■ **WORK TO BE COMPLETED**
In your copy, include every line of the listing below exactly but none of the pictures.

■ **RECORDED DATA**
■ ■ ■ ■ ■ ■ ■
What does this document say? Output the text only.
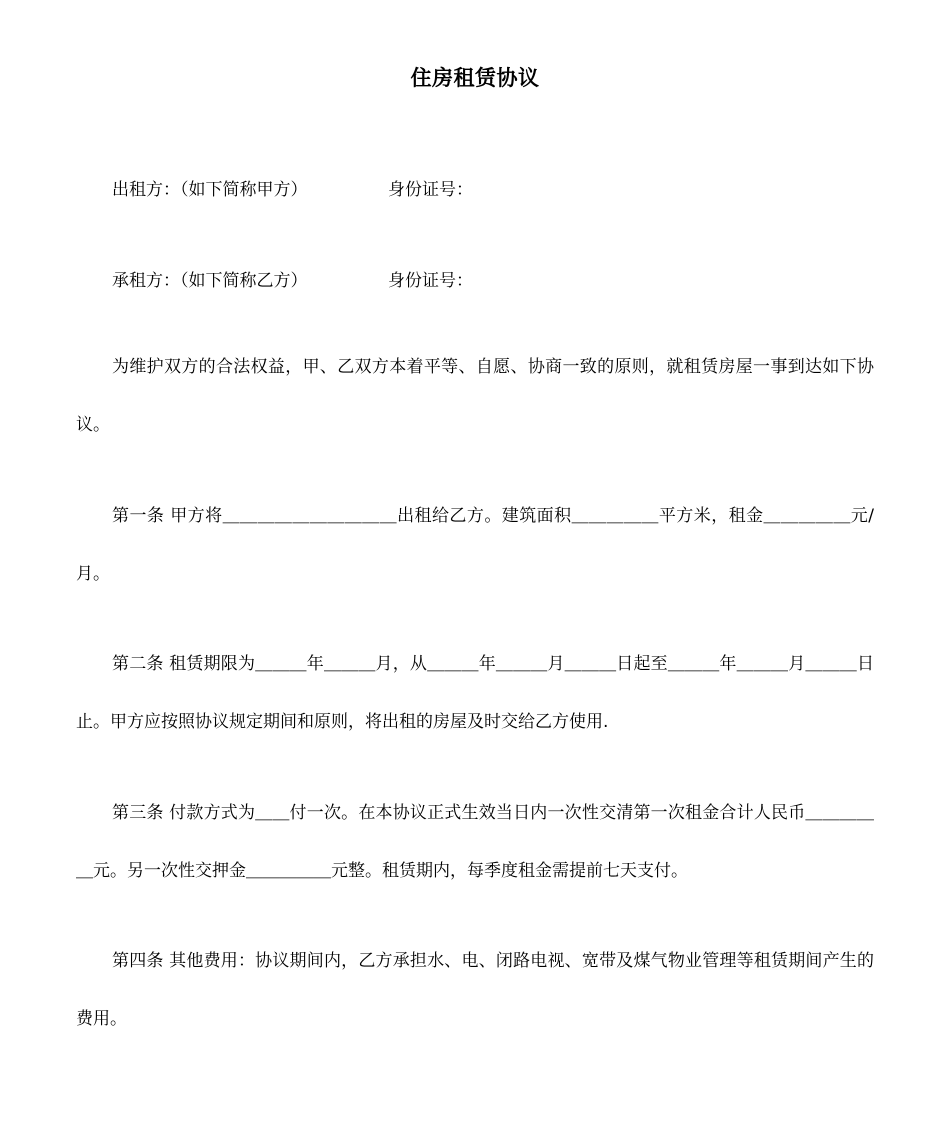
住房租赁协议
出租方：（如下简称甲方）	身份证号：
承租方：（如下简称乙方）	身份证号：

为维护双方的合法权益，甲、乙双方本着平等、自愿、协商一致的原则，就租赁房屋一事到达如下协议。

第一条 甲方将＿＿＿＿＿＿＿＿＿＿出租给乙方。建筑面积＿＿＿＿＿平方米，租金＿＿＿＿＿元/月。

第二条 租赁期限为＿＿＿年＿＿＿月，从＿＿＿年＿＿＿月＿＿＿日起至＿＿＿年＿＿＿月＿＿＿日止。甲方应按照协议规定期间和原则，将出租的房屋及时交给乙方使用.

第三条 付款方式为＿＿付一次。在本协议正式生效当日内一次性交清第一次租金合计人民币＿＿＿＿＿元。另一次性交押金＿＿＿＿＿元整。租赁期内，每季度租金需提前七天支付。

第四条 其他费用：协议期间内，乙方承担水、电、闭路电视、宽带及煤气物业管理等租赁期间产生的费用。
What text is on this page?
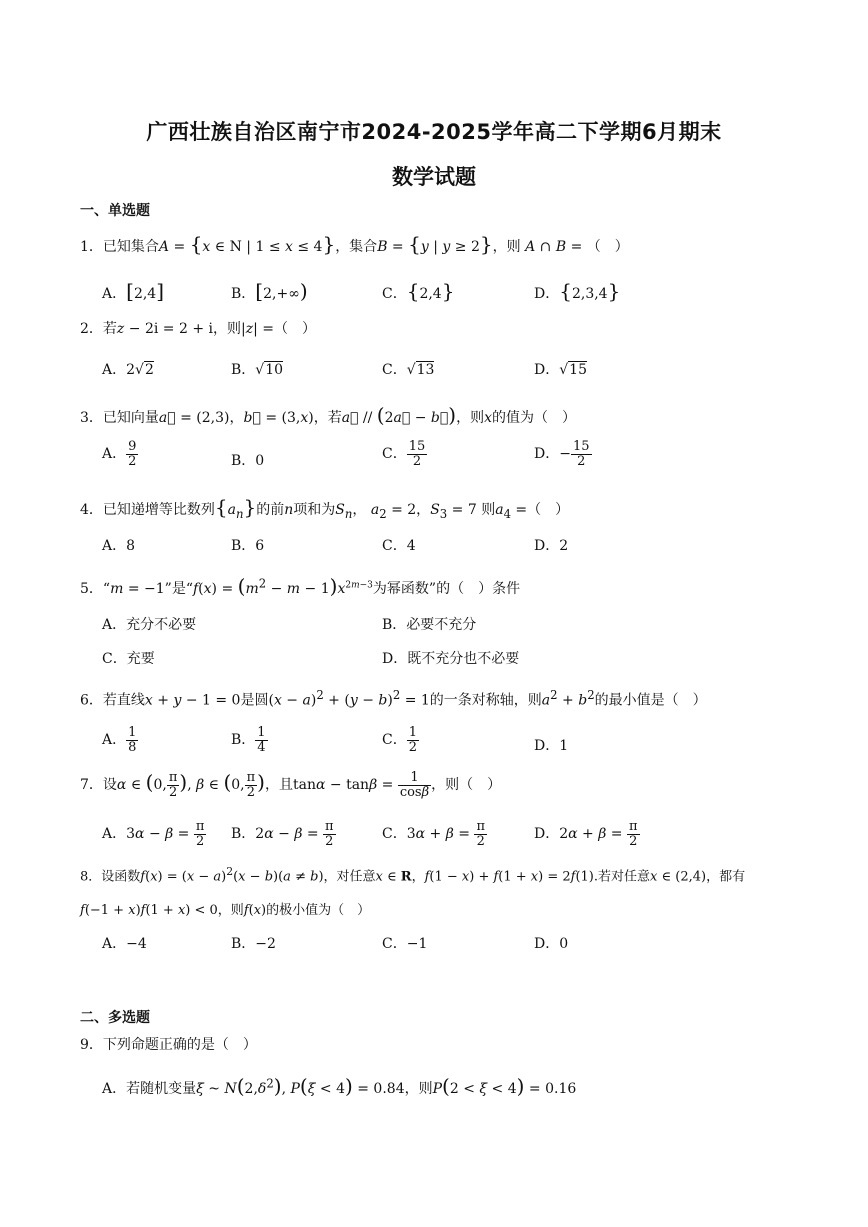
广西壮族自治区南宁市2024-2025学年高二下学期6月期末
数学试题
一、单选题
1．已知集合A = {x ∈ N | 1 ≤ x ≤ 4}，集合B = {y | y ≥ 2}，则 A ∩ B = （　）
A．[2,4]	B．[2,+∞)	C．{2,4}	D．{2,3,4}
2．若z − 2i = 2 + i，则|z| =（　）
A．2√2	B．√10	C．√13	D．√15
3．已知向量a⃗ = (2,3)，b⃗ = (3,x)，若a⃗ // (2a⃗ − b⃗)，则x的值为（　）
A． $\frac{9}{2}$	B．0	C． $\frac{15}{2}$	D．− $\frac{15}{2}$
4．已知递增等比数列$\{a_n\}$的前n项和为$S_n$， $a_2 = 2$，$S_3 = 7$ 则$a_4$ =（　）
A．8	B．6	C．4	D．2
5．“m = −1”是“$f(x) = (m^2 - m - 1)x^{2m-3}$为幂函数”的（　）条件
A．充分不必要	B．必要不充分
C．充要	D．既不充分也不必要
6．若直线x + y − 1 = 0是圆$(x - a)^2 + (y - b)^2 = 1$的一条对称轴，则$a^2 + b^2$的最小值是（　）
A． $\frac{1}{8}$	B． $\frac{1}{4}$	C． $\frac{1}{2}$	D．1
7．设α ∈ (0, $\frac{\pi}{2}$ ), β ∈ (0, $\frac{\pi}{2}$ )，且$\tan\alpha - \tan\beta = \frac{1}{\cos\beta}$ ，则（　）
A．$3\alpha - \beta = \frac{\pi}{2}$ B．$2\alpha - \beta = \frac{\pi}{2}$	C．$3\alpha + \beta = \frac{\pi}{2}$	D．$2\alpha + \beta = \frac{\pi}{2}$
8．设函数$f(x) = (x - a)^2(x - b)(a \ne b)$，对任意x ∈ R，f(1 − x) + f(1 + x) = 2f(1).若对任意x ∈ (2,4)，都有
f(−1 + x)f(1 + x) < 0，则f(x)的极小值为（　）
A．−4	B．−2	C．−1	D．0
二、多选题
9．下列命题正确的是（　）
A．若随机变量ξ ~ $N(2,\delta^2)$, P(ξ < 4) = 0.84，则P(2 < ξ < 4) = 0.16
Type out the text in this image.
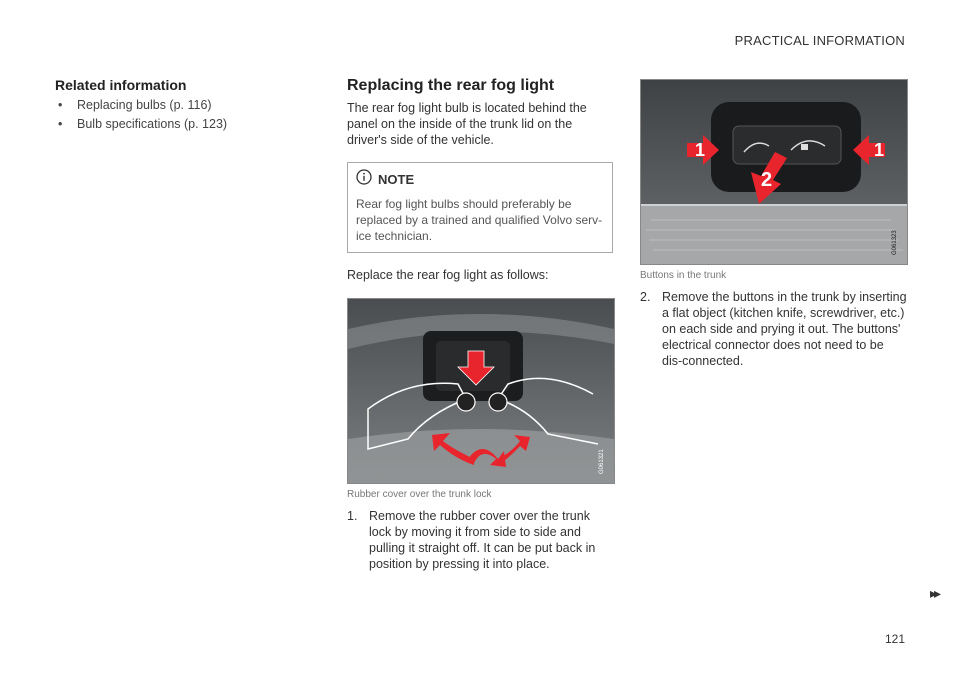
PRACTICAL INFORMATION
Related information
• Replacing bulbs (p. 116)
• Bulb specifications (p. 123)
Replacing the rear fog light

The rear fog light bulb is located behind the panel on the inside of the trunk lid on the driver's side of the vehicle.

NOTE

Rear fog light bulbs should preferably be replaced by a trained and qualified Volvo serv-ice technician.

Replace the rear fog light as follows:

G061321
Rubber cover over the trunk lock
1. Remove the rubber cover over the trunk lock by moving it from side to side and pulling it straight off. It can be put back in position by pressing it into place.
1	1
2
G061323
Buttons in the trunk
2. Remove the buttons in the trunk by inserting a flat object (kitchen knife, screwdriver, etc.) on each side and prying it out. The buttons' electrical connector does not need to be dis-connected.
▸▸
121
■ ■ ■ ■ ■ ■ ■
■ **REPLY**
What does this document say? Output the text only.
住房租赁协议
出租方：（如下简称甲方）	身份证号：
承租方：（如下简称乙方）	身份证号：

为维护双方的合法权益，甲、乙双方本着平等、自愿、协商一致的原则，就租赁房屋一事到达如下协议。

第一条 甲方将＿＿＿＿＿＿＿＿＿＿出租给乙方。建筑面积＿＿＿＿＿平方米，租金＿＿＿＿＿元/月。

第二条 租赁期限为＿＿＿年＿＿＿月，从＿＿＿年＿＿＿月＿＿＿日起至＿＿＿年＿＿＿月＿＿＿日止。甲方应按照协议规定期间和原则，将出租的房屋及时交给乙方使用.

第三条 付款方式为＿＿付一次。在本协议正式生效当日内一次性交清第一次租金合计人民币＿＿＿＿＿元。另一次性交押金＿＿＿＿＿元整。租赁期内，每季度租金需提前七天支付。

第四条 其他费用：协议期间内，乙方承担水、电、闭路电视、宽带及煤气物业管理等租赁期间产生的费用。
What text is on this page?
广西壮族自治区南宁市2024-2025学年高二下学期6月期末
数学试题
一、单选题
1．已知集合A = {x ∈ N | 1 ≤ x ≤ 4}，集合B = {y | y ≥ 2}，则 A ∩ B = （　）
A．[2,4]	B．[2,+∞)	C．{2,4}	D．{2,3,4}
2．若z − 2i = 2 + i，则|z| =（　）
A．2√2	B．√10	C．√13	D．√15
3．已知向量a⃗ = (2,3)，b⃗ = (3,x)，若a⃗ // (2a⃗ − b⃗)，则x的值为（　）
A． $\frac{9}{2}$	B．0	C． $\frac{15}{2}$	D．− $\frac{15}{2}$
4．已知递增等比数列$\{a_n\}$的前n项和为$S_n$， $a_2 = 2$，$S_3 = 7$ 则$a_4$ =（　）
A．8	B．6	C．4	D．2
5．“m = −1”是“$f(x) = (m^2 - m - 1)x^{2m-3}$为幂函数”的（　）条件
A．充分不必要	B．必要不充分
C．充要	D．既不充分也不必要
6．若直线x + y − 1 = 0是圆$(x - a)^2 + (y - b)^2 = 1$的一条对称轴，则$a^2 + b^2$的最小值是（　）
A． $\frac{1}{8}$	B． $\frac{1}{4}$	C． $\frac{1}{2}$	D．1
7．设α ∈ (0, $\frac{\pi}{2}$ ), β ∈ (0, $\frac{\pi}{2}$ )，且$\tan\alpha - \tan\beta = \frac{1}{\cos\beta}$ ，则（　）
A．$3\alpha - \beta = \frac{\pi}{2}$ B．$2\alpha - \beta = \frac{\pi}{2}$	C．$3\alpha + \beta = \frac{\pi}{2}$	D．$2\alpha + \beta = \frac{\pi}{2}$
8．设函数$f(x) = (x - a)^2(x - b)(a \ne b)$，对任意x ∈ R，f(1 − x) + f(1 + x) = 2f(1).若对任意x ∈ (2,4)，都有
f(−1 + x)f(1 + x) < 0，则f(x)的极小值为（　）
A．−4	B．−2	C．−1	D．0
二、多选题
9．下列命题正确的是（　）
A．若随机变量ξ ~ $N(2,\delta^2)$, P(ξ < 4) = 0.84，则P(2 < ξ < 4) = 0.16
Type out the text in this image.
PRACTICAL INFORMATION
Related information
• Replacing bulbs (p. 116)
• Bulb specifications (p. 123)
Replacing the rear fog light

The rear fog light bulb is located behind the panel on the inside of the trunk lid on the driver's side of the vehicle.

NOTE

Rear fog light bulbs should preferably be replaced by a trained and qualified Volvo serv-ice technician.

Replace the rear fog light as follows:

G061321
Rubber cover over the trunk lock
1. Remove the rubber cover over the trunk lock by moving it from side to side and pulling it straight off. It can be put back in position by pressing it into place.
1	1
2
G061323
Buttons in the trunk
2. Remove the buttons in the trunk by inserting a flat object (kitchen knife, screwdriver, etc.) on each side and prying it out. The buttons' electrical connector does not need to be dis-connected.
▸▸
121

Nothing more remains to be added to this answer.